Please transcribe the data that follows without the pictures, keeping every word the same.

RECORDS TO USE »
------------------------------------
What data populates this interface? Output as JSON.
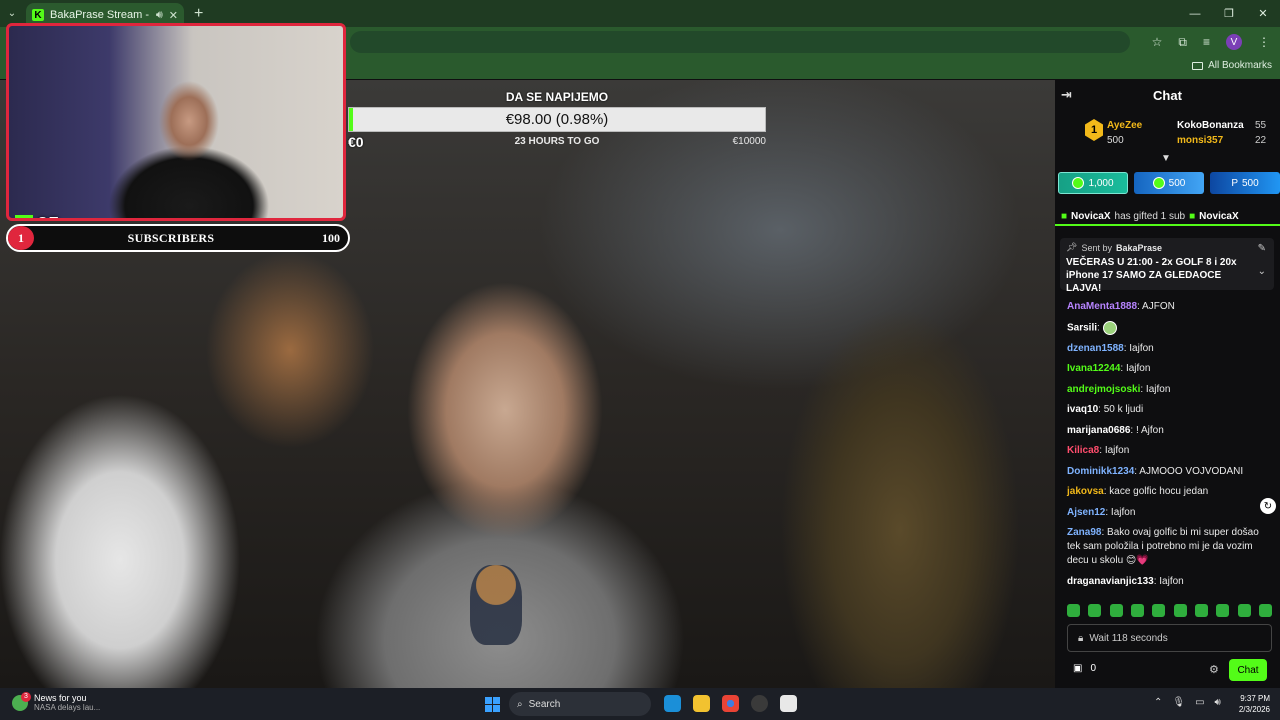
{
  "browser": {
    "tab_title": "BakaPrase Stream - Watch",
    "bookmarks_label": "All Bookmarks",
    "profile_initial": "V"
  },
  "overlay": {
    "webcam_count": "25",
    "subs_current": "1",
    "subs_label": "SUBSCRIBERS",
    "subs_goal": "100"
  },
  "goal": {
    "title": "DA SE NAPIJEMO",
    "value": "€98.00 (0.98%)",
    "progress_fraction": 0.0098,
    "min": "€0",
    "time_left": "23 HOURS TO GO",
    "max": "€10000"
  },
  "chat": {
    "title": "Chat",
    "leaderboard": {
      "first_name": "AyeZee",
      "first_value": "500",
      "rank": "1",
      "second_name": "KokoBonanza",
      "second_value": "55",
      "third_name": "monsi357",
      "third_value": "22"
    },
    "gift_buttons": [
      "1,000",
      "500",
      "500"
    ],
    "gifted_banner": {
      "user": "NovicaX",
      "text": "has gifted 1 sub",
      "trail": "NovicaX"
    },
    "pinned": {
      "sent_by": "Sent by",
      "author": "BakaPrase",
      "message": "VEČERAS U 21:00 - 2x GOLF 8 i 20x iPhone 17 SAMO ZA GLEDAOCE LAJVA!"
    },
    "messages": [
      {
        "user": "AnaMenta1888",
        "text": "AJFON",
        "color": "#b784ff"
      },
      {
        "user": "Sarsili",
        "text": "",
        "color": "#ffffff",
        "emote": true
      },
      {
        "user": "dzenan1588",
        "text": "Iajfon",
        "color": "#7fb3ff"
      },
      {
        "user": "Ivana12244",
        "text": "Iajfon",
        "color": "#53fc18"
      },
      {
        "user": "andrejmojsoski",
        "text": "Iajfon",
        "color": "#53fc18"
      },
      {
        "user": "ivaq10",
        "text": "50 k ljudi",
        "color": "#ffffff"
      },
      {
        "user": "marijana0686",
        "text": "! Ajfon",
        "color": "#ffffff"
      },
      {
        "user": "Kilica8",
        "text": "Iajfon",
        "color": "#ff4d6d"
      },
      {
        "user": "Dominikk1234",
        "text": "AJMOOO VOJVODANI",
        "color": "#7fb3ff"
      },
      {
        "user": "jakovsa",
        "text": "kace golfic hocu jedan",
        "color": "#f2b91a"
      },
      {
        "user": "Ajsen12",
        "text": "Iajfon",
        "color": "#7fb3ff"
      },
      {
        "user": "Zana98",
        "text": "Bako ovaj golfic bi mi super došao tek sam položila i potrebno mi je da vozim decu u skolu 😊💗",
        "color": "#7fb3ff"
      },
      {
        "user": "draganavianjic133",
        "text": "Iajfon",
        "color": "#ffffff"
      }
    ],
    "wait_text": "Wait 118 seconds",
    "kicks_count": "0",
    "chat_button": "Chat"
  },
  "taskbar": {
    "news_title": "News for you",
    "news_sub": "NASA delays lau...",
    "news_badge": "3",
    "search_label": "Search",
    "time": "9:37 PM",
    "date": "2/3/2026"
  }
}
------------------------------------
COMPLETE OUTPUT »
What data populates this interface? Output as JSON.
{
  "browser": {
    "tab_title": "BakaPrase Stream - Watch",
    "bookmarks_label": "All Bookmarks",
    "profile_initial": "V"
  },
  "overlay": {
    "webcam_count": "25",
    "subs_current": "1",
    "subs_label": "SUBSCRIBERS",
    "subs_goal": "100"
  },
  "goal": {
    "title": "DA SE NAPIJEMO",
    "value": "€98.00 (0.98%)",
    "progress_fraction": 0.0098,
    "min": "€0",
    "time_left": "23 HOURS TO GO",
    "max": "€10000"
  },
  "chat": {
    "title": "Chat",
    "leaderboard": {
      "first_name": "AyeZee",
      "first_value": "500",
      "rank": "1",
      "second_name": "KokoBonanza",
      "second_value": "55",
      "third_name": "monsi357",
      "third_value": "22"
    },
    "gift_buttons": [
      "1,000",
      "500",
      "500"
    ],
    "gifted_banner": {
      "user": "NovicaX",
      "text": "has gifted 1 sub",
      "trail": "NovicaX"
    },
    "pinned": {
      "sent_by": "Sent by",
      "author": "BakaPrase",
      "message": "VEČERAS U 21:00 - 2x GOLF 8 i 20x iPhone 17 SAMO ZA GLEDAOCE LAJVA!"
    },
    "messages": [
      {
        "user": "AnaMenta1888",
        "text": "AJFON",
        "color": "#b784ff"
      },
      {
        "user": "Sarsili",
        "text": "",
        "color": "#ffffff",
        "emote": true
      },
      {
        "user": "dzenan1588",
        "text": "Iajfon",
        "color": "#7fb3ff"
      },
      {
        "user": "Ivana12244",
        "text": "Iajfon",
        "color": "#53fc18"
      },
      {
        "user": "andrejmojsoski",
        "text": "Iajfon",
        "color": "#53fc18"
      },
      {
        "user": "ivaq10",
        "text": "50 k ljudi",
        "color": "#ffffff"
      },
      {
        "user": "marijana0686",
        "text": "! Ajfon",
        "color": "#ffffff"
      },
      {
        "user": "Kilica8",
        "text": "Iajfon",
        "color": "#ff4d6d"
      },
      {
        "user": "Dominikk1234",
        "text": "AJMOOO VOJVODANI",
        "color": "#7fb3ff"
      },
      {
        "user": "jakovsa",
        "text": "kace golfic hocu jedan",
        "color": "#f2b91a"
      },
      {
        "user": "Ajsen12",
        "text": "Iajfon",
        "color": "#7fb3ff"
      },
      {
        "user": "Zana98",
        "text": "Bako ovaj golfic bi mi super došao tek sam položila i potrebno mi je da vozim decu u skolu 😊💗",
        "color": "#7fb3ff"
      },
      {
        "user": "draganavianjic133",
        "text": "Iajfon",
        "color": "#ffffff"
      }
    ],
    "wait_text": "Wait 118 seconds",
    "kicks_count": "0",
    "chat_button": "Chat"
  },
  "taskbar": {
    "news_title": "News for you",
    "news_sub": "NASA delays lau...",
    "news_badge": "3",
    "search_label": "Search",
    "time": "9:37 PM",
    "date": "2/3/2026"
  }
}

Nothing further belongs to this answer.